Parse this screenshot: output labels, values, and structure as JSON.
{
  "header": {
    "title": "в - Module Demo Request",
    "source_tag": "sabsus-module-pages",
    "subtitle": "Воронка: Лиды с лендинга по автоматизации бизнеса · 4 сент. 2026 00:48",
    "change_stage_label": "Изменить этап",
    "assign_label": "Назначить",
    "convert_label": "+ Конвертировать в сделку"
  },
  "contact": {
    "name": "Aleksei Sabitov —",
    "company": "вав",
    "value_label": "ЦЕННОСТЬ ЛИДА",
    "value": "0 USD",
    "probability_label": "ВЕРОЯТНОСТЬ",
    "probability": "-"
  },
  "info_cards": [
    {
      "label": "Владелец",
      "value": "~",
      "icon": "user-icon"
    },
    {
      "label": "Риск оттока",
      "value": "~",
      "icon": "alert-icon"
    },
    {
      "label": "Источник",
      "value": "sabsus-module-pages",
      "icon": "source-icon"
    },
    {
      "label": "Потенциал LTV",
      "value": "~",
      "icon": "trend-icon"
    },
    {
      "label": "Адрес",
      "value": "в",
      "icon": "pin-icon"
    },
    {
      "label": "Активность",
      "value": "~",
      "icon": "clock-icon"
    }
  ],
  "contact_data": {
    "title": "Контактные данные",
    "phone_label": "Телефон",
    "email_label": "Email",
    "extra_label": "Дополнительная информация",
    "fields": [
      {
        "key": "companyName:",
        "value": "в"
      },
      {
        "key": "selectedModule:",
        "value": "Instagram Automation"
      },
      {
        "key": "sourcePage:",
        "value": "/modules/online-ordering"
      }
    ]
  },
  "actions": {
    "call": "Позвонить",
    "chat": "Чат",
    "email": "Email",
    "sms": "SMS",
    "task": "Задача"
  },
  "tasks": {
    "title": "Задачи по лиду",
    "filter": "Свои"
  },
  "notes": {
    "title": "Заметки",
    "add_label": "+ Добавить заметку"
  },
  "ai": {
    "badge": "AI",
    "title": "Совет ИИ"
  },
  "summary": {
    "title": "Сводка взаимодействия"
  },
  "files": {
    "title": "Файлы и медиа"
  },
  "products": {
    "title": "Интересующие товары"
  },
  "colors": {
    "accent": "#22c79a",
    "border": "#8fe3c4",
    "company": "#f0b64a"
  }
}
= = =
## STATED TASK
Gather from the entries above all lines that include the string "icon".

## SOLUTION BELOW
      "icon": "user-icon"
      "icon": "alert-icon"
      "icon": "source-icon"
      "icon": "trend-icon"
      "icon": "pin-icon"
      "icon": "clock-icon"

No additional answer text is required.